## FRAGMENTO DEL DOCUMENTO
——

En Tamboril suena un grito: ‘‘No dejen que tumben los samanes de Ico’’
Doña Elsa Brito de Domínguez
POR REY ARTURO TAVERAS
Ruge desafiante la cierra y, planos en manos, el depredador moderno hace avanzar la destructora pala mecánica hacia los históricos y poéticos samanes de Ico, en Tamboril, que lucen indefensos, inertes y tristes, porque ha desaparecido el doctor, su esposa y su casa, mientras su entorno es quemado por la furia de la ambición.
Fue derribado uno de los gigantescos árboles, iconos de la historia del pueblo, designado como capital mundial del cigarro , el que la poeta Elsa Brito de Domínguez describe con encanto en su poema “Canto a Tamboril”. Fue cercenado con el supuesto permiso de las autoridades de Medio Ambiente para dar paso a una suntuosa edificación.
Pero los otros samanes siguen ahí, están temblando, se sienten desprotegidos ante el afán desmedido de los que desconocen la historia y los sentimientos de los pueblos, aquellos que son capaces de destruir el medio ambiente y los monumentos naturales para sentir la satisfacción de ver como aumenta el caudal de su patrimonio personal.
Ahí están los samanes de Ico, tristes, temerosos y amenazados por el desarrollo que impulsan con desmanes y ambición los que se confabulan en un egocéntrico mar de ortigas, disfrazadas de rosas, llenas de caprichos y todas sus azucenas para mitigar la sed de poder mercurial y dimensionar en la pobreza de su mundo interior la palabra del capitalismo salvaje ''ganar, ganar, a como de lugar''...

——

(Registros guardados)
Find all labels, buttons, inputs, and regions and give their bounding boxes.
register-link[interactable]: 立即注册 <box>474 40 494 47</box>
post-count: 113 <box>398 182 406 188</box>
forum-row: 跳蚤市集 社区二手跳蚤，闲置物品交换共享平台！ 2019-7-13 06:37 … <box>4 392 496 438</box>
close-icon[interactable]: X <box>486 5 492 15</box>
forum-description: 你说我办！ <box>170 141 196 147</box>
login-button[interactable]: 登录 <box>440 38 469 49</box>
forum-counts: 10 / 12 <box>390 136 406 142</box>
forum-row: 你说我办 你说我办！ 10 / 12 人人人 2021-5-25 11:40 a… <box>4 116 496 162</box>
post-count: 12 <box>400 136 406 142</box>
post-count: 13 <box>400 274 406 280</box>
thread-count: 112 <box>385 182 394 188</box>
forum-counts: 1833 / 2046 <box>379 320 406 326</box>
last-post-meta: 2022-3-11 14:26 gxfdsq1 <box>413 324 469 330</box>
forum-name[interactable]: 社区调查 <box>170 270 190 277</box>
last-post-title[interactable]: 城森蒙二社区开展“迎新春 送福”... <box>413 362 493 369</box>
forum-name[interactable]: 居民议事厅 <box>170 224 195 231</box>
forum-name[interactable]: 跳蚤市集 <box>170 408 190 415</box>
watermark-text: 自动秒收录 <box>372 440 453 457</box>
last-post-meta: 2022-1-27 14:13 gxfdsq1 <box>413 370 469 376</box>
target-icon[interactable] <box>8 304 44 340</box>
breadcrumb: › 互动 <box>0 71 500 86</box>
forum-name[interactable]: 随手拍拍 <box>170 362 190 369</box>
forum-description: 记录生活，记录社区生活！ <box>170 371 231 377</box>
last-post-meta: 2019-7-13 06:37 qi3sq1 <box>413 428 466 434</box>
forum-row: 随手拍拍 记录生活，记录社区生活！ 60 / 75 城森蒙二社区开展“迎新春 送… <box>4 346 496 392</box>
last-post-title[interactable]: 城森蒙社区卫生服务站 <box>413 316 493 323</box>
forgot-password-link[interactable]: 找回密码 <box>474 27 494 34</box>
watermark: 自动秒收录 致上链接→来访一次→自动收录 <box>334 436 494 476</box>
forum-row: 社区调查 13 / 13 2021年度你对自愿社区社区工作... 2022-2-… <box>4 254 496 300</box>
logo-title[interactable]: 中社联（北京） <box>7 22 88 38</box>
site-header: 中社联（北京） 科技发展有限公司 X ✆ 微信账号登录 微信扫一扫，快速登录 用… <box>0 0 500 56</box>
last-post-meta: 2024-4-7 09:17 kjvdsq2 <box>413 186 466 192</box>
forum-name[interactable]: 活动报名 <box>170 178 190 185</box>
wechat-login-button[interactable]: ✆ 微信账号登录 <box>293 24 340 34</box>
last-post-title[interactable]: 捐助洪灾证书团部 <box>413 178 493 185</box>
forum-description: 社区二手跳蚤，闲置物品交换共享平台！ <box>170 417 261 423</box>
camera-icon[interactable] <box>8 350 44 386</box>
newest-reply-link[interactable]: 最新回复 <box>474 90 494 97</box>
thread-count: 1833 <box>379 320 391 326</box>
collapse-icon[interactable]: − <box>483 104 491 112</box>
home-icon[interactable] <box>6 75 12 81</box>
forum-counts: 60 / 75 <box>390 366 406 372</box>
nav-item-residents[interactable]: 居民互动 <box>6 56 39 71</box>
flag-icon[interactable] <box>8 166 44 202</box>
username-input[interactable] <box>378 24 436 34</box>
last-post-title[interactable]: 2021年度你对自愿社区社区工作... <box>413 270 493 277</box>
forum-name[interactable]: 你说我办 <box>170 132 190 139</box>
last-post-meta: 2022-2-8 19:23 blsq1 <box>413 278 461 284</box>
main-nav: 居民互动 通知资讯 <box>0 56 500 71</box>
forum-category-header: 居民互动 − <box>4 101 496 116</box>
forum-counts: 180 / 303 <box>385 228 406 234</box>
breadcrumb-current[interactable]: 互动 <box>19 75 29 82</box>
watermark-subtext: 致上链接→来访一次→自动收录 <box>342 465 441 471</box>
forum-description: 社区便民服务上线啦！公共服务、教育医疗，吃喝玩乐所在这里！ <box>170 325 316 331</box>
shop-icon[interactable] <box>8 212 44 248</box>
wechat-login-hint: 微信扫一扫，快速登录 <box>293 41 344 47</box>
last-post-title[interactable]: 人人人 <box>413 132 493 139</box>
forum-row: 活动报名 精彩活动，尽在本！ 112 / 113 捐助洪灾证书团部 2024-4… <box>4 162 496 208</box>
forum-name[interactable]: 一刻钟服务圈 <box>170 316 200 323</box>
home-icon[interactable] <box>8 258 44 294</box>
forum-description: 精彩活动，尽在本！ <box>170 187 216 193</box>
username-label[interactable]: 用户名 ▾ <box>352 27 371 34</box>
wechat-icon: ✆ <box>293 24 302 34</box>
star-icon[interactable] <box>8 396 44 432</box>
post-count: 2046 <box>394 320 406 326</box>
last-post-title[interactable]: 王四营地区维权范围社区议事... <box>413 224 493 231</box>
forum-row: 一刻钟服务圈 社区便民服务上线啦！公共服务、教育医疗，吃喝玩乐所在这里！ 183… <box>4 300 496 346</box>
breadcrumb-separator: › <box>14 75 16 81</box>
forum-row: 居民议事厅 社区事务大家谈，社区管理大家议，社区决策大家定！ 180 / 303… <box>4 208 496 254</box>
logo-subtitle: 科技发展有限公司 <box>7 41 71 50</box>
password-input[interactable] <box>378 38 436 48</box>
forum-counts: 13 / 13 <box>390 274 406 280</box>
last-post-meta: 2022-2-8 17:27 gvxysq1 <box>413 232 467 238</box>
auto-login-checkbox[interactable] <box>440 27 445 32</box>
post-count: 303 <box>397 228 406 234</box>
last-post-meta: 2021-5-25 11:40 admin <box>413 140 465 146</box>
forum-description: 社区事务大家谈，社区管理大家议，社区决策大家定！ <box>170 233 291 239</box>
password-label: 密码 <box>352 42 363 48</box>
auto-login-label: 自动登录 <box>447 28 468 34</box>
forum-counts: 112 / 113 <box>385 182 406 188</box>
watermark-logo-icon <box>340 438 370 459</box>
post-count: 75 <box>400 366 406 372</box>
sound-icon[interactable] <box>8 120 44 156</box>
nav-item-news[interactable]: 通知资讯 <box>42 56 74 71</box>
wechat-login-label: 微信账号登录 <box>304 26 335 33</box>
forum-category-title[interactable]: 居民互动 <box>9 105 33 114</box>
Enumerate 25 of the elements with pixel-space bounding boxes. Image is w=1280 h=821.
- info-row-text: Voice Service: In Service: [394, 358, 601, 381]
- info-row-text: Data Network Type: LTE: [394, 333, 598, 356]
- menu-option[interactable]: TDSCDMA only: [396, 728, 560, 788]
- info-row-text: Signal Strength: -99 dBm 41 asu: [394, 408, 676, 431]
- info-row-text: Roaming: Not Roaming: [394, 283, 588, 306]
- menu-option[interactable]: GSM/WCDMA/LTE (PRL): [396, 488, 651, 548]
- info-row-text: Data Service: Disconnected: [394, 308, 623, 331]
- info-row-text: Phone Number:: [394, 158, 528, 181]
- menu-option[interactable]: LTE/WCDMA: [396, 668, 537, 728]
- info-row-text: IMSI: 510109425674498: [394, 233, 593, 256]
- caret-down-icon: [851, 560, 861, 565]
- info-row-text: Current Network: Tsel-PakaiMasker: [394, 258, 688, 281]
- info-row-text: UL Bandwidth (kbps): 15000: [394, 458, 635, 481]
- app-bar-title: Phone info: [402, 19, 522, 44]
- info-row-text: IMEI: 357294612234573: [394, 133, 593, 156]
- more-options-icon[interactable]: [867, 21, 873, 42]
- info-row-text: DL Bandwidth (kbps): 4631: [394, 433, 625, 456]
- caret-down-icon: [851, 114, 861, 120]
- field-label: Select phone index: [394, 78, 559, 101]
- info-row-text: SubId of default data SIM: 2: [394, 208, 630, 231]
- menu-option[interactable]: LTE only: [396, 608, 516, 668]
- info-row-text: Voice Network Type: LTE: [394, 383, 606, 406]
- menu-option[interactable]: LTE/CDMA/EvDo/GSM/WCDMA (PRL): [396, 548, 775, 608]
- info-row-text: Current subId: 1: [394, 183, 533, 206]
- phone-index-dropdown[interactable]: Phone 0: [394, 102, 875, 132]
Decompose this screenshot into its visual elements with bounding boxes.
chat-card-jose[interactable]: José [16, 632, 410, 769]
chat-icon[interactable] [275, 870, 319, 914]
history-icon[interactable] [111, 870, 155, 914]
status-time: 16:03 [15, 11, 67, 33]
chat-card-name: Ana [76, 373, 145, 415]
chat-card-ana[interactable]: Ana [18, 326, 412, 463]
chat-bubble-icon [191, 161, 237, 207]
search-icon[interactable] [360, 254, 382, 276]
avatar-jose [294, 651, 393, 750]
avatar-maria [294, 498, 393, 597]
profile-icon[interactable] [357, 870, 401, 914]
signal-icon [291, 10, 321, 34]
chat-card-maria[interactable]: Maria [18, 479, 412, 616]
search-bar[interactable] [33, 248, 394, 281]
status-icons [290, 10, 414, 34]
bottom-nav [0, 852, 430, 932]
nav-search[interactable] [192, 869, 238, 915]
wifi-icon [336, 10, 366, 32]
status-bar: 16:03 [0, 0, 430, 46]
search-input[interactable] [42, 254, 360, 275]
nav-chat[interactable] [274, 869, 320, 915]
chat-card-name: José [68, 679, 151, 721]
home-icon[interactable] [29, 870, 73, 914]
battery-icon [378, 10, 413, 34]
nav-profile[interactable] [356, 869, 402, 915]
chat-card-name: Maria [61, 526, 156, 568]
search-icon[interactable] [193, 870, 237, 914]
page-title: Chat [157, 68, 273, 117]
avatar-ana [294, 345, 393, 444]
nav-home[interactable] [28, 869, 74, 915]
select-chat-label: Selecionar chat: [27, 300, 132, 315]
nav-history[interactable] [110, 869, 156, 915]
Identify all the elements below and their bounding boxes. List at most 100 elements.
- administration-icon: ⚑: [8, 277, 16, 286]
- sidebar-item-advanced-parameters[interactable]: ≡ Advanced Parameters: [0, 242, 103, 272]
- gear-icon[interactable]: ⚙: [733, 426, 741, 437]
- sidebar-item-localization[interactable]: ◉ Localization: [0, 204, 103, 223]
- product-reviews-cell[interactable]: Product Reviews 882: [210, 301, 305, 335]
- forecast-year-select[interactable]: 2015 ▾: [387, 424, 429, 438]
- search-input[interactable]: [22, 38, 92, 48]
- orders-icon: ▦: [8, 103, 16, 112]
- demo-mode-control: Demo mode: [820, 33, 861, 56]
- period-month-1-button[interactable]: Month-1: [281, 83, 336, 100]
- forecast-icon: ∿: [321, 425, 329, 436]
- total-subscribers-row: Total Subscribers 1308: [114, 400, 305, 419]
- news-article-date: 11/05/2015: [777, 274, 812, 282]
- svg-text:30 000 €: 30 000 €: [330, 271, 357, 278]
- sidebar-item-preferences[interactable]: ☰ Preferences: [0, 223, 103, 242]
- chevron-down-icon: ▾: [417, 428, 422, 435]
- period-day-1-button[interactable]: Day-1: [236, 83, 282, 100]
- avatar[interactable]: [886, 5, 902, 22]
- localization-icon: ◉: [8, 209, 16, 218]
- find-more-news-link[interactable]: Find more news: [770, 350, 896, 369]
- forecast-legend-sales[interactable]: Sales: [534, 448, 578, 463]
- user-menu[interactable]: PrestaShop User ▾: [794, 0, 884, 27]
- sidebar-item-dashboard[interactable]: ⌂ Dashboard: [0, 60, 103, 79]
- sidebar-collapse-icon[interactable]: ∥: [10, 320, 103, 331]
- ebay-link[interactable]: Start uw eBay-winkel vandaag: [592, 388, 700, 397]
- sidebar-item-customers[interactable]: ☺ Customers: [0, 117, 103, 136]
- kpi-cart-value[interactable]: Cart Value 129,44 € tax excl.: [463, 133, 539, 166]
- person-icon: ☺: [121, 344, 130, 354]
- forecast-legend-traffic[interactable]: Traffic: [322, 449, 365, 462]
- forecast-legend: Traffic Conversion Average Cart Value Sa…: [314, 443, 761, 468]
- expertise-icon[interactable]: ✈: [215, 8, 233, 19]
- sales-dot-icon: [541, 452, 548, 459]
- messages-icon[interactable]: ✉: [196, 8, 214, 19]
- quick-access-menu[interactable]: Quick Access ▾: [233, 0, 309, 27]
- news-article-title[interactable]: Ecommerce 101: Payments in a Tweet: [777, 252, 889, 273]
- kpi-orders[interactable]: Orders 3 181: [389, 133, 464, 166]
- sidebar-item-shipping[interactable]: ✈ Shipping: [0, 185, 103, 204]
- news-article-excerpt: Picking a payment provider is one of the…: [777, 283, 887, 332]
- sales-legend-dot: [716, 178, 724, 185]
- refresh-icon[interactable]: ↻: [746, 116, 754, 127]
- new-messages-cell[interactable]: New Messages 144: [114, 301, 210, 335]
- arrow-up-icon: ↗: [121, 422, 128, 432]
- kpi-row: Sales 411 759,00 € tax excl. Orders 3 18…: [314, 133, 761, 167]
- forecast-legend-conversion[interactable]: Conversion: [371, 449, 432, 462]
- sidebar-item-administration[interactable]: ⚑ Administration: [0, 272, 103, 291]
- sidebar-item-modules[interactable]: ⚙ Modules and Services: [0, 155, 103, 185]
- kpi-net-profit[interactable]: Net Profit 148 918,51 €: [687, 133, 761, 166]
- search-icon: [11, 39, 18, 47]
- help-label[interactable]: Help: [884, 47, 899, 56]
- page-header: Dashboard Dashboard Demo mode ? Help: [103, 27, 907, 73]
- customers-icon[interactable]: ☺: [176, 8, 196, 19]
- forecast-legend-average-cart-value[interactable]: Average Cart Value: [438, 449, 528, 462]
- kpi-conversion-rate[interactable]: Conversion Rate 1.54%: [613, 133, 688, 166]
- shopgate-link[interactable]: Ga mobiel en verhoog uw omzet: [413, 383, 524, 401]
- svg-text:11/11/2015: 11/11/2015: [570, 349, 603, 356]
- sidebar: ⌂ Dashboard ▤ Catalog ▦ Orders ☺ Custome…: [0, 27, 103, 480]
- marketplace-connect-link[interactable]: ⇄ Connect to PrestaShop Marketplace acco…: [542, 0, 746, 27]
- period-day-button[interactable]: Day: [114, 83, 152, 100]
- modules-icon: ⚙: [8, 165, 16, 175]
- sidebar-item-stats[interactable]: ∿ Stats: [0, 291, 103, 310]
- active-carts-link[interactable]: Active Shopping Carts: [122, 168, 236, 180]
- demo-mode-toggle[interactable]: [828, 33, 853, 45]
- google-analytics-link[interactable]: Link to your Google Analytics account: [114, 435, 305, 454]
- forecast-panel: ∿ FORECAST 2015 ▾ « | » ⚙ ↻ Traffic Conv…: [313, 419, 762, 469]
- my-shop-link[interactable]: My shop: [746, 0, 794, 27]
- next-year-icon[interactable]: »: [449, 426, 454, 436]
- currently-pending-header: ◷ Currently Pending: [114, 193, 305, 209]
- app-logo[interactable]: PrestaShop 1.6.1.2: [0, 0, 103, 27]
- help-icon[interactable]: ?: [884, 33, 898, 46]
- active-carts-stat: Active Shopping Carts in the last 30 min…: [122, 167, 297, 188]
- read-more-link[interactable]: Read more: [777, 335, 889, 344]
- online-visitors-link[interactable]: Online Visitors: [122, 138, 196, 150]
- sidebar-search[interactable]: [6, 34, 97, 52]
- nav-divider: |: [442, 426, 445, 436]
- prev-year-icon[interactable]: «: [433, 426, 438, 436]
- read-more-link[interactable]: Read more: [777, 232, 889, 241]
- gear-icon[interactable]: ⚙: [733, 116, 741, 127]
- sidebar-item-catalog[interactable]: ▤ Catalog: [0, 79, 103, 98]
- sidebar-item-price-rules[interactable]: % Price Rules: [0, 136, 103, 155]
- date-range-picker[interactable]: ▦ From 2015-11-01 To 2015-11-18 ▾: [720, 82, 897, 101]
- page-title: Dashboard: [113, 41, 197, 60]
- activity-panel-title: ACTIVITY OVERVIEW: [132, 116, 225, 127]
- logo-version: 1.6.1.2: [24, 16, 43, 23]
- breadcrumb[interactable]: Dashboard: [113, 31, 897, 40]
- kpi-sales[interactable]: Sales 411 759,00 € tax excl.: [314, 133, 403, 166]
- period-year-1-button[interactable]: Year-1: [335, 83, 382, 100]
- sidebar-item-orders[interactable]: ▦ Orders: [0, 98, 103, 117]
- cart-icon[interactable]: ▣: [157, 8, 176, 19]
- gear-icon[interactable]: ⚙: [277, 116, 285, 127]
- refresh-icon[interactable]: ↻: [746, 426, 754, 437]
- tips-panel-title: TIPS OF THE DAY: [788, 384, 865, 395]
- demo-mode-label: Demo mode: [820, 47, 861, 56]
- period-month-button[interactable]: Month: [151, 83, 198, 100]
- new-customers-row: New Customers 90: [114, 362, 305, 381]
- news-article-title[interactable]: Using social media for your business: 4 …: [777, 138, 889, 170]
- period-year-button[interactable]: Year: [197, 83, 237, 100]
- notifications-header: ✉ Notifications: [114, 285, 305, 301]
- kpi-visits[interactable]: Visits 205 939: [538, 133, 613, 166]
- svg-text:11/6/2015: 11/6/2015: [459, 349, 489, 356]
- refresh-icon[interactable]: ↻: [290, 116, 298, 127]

——

## LO QUE SE PIDE
1. Responde, según el artículo sobre los samanes de Ico:
(a) ¿Cómo se llama el poema de Elsa Brito de Domínguez en que se describe el árbol derribado?
(b) ¿Como qué fue designado el pueblo de Tamboril?
(c) ¿Para qué se cortó el saman?
2. Transcribe sin cambios el tramo del artículo sobre los samanes de Ico que va desde "Pero los otros" hasta "su patrimonio personal.", ambos incluidos.
3. Continúa el artículo sobre los samanes de Ico a partir de donde termina.

## RESPUESTAS
1.
(a) "Canto a Tamboril".
(b) Como capital mundial del cigarro.
(c) Para dar paso a una suntuosa edificación.

2.
Pero los otros samanes siguen ahí, están temblando, se sienten desprotegidos ante el afán desmedido de los que desconocen la historia y los sentimientos de los pueblos, aquellos que son capaces de destruir el medio ambiente y los monumentos naturales para sentir la satisfacción de ver como aumenta el caudal de su patrimonio personal.

3.
Retumba mas allá de los mares el grito que pide “No dejen que tumben los samanes de Ico”, los cuales han sido para Tamboril un oasis de recuerdos, lleno de encantos del lar donde se ocultan las pasiones y el amor por la naturaleza, al pie de la Cordillera Septentrional, la villa de Los Samanes, Tamboril.
La histórica casa del doctor Ico y parte de la vegetación que la adornaban han caído bajo las pulverizantes manos de la ingeniería y del pensamiento de aquellos que tienen tan poca creatividad que solo saben hacer dinero.
Pero los dos gigantes samanes siguen ahí como monumentos naturales que cobijan la historia y guardan bajo su sombra imborrables y grandes recuerdos de romances y amor que destacan la ternura de la Pajiza aldea de Tomás Hernández Franco y Elsa Brito.
Cuando las moles de hierro que construyen el modernismo se acercaron a sus raíces, destruyéndolo todo a sus paso para suplantarlos por suntuosas edificaciones, las ramas de los samanes se agitaron y un grito se escuchó en todo Tamboril y retumbó más allá de los mares pidiendo a todo pulmón ‘’No dejen que tumben los samanes de Ico”.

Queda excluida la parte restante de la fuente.